Records excerpted from a collection.
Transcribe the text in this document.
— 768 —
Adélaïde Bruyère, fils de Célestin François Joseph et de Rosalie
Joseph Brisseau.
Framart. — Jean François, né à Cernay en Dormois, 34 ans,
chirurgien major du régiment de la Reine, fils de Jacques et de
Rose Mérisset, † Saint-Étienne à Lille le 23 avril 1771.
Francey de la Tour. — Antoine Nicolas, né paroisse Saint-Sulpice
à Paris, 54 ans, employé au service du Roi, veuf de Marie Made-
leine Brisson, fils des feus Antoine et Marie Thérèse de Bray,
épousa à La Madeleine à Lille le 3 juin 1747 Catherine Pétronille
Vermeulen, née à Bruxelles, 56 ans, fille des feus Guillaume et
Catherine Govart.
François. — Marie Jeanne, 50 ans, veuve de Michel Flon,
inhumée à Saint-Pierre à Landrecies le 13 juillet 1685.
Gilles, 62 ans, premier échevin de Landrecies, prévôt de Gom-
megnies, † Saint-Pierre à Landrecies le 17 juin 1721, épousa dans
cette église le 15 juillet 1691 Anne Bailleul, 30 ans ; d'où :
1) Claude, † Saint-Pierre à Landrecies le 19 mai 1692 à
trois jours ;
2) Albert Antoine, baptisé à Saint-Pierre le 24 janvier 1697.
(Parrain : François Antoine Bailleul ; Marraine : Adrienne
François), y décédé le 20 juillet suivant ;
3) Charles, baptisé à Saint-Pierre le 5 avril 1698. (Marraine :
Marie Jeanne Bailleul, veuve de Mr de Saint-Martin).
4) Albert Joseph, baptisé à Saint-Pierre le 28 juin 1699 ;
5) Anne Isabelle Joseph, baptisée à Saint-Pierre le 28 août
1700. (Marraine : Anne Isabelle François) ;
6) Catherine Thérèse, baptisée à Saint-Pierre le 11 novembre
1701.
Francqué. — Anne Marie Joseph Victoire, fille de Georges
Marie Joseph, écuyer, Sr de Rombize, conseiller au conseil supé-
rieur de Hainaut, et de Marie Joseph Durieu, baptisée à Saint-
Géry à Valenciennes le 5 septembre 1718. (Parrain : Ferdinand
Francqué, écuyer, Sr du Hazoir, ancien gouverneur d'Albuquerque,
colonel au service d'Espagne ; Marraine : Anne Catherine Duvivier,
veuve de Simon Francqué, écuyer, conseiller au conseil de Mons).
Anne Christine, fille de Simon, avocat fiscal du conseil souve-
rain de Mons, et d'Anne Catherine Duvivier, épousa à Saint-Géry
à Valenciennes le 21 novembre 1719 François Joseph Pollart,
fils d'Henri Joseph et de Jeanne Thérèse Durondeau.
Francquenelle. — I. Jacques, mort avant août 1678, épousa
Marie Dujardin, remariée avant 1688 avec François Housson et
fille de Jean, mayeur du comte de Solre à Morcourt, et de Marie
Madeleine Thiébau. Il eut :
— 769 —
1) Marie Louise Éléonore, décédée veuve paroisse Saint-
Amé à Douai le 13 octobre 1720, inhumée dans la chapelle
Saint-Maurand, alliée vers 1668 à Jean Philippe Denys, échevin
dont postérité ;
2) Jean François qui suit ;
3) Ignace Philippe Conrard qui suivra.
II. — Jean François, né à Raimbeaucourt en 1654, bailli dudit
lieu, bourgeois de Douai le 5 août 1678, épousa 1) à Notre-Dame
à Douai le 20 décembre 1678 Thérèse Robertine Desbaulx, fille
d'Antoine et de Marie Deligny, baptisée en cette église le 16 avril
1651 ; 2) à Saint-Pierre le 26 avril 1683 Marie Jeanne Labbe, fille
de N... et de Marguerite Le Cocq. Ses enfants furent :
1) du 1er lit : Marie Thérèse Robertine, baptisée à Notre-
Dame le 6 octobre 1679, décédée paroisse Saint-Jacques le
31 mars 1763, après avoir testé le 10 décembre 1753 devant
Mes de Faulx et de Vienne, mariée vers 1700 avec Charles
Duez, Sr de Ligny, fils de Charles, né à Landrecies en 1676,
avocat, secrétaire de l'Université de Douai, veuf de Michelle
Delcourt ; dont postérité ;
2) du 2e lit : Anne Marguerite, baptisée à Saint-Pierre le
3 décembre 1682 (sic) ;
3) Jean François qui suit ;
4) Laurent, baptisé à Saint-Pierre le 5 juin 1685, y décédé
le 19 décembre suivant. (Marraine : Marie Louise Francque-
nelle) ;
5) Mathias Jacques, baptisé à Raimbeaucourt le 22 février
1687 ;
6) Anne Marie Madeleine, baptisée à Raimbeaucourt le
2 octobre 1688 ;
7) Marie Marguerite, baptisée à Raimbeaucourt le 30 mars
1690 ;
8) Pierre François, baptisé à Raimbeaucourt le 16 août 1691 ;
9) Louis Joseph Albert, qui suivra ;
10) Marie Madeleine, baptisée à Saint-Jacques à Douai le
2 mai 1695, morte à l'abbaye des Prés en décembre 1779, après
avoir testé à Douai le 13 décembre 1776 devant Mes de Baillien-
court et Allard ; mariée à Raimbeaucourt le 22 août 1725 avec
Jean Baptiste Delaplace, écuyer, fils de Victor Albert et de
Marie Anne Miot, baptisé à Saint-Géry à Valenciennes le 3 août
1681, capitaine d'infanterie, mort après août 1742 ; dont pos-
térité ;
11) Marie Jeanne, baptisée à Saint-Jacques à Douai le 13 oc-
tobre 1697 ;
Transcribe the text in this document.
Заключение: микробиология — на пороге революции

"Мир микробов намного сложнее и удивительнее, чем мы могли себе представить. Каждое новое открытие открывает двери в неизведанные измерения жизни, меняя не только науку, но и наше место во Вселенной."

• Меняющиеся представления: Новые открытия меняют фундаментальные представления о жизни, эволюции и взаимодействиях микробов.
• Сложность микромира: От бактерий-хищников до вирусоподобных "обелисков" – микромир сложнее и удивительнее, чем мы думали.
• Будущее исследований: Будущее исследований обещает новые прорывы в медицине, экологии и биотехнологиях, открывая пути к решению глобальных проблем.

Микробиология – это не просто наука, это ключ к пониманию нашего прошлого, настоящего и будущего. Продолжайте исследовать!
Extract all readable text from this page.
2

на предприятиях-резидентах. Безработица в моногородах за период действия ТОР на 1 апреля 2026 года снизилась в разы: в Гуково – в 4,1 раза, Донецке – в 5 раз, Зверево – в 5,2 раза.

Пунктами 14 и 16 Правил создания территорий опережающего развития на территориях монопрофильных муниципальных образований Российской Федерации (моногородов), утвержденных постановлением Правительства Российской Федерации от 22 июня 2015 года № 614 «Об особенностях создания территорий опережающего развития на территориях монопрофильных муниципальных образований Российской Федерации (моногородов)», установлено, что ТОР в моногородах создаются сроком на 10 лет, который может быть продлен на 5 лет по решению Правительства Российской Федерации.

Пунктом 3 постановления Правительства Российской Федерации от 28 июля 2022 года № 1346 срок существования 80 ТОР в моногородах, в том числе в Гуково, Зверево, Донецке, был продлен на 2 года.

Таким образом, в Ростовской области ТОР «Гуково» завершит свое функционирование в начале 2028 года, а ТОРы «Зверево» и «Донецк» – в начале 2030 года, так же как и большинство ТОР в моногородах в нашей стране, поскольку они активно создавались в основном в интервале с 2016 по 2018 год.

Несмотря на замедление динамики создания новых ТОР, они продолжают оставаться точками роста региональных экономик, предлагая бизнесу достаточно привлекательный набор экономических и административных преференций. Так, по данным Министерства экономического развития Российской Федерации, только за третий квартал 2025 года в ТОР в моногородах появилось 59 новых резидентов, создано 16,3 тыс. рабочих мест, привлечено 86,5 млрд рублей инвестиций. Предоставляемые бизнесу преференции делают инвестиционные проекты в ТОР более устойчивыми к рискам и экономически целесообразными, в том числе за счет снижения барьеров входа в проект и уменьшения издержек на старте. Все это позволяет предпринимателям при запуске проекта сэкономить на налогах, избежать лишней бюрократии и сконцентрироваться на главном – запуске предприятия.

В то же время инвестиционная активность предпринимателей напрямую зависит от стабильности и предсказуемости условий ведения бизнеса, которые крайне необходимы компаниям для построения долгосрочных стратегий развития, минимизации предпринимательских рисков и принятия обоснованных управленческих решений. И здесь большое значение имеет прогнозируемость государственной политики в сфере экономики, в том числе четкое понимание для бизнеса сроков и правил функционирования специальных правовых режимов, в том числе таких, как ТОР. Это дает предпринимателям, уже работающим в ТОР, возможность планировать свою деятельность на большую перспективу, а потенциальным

Exercise. Go through the listing above and return every line where the word "octobre" occurs.

Output of the exercise.
Amé à Douai le 13 octobre 1720, inhumée dans la chapelle
Dame le 6 octobre 1679, décédée paroisse Saint-Jacques le
2 octobre 1688 ;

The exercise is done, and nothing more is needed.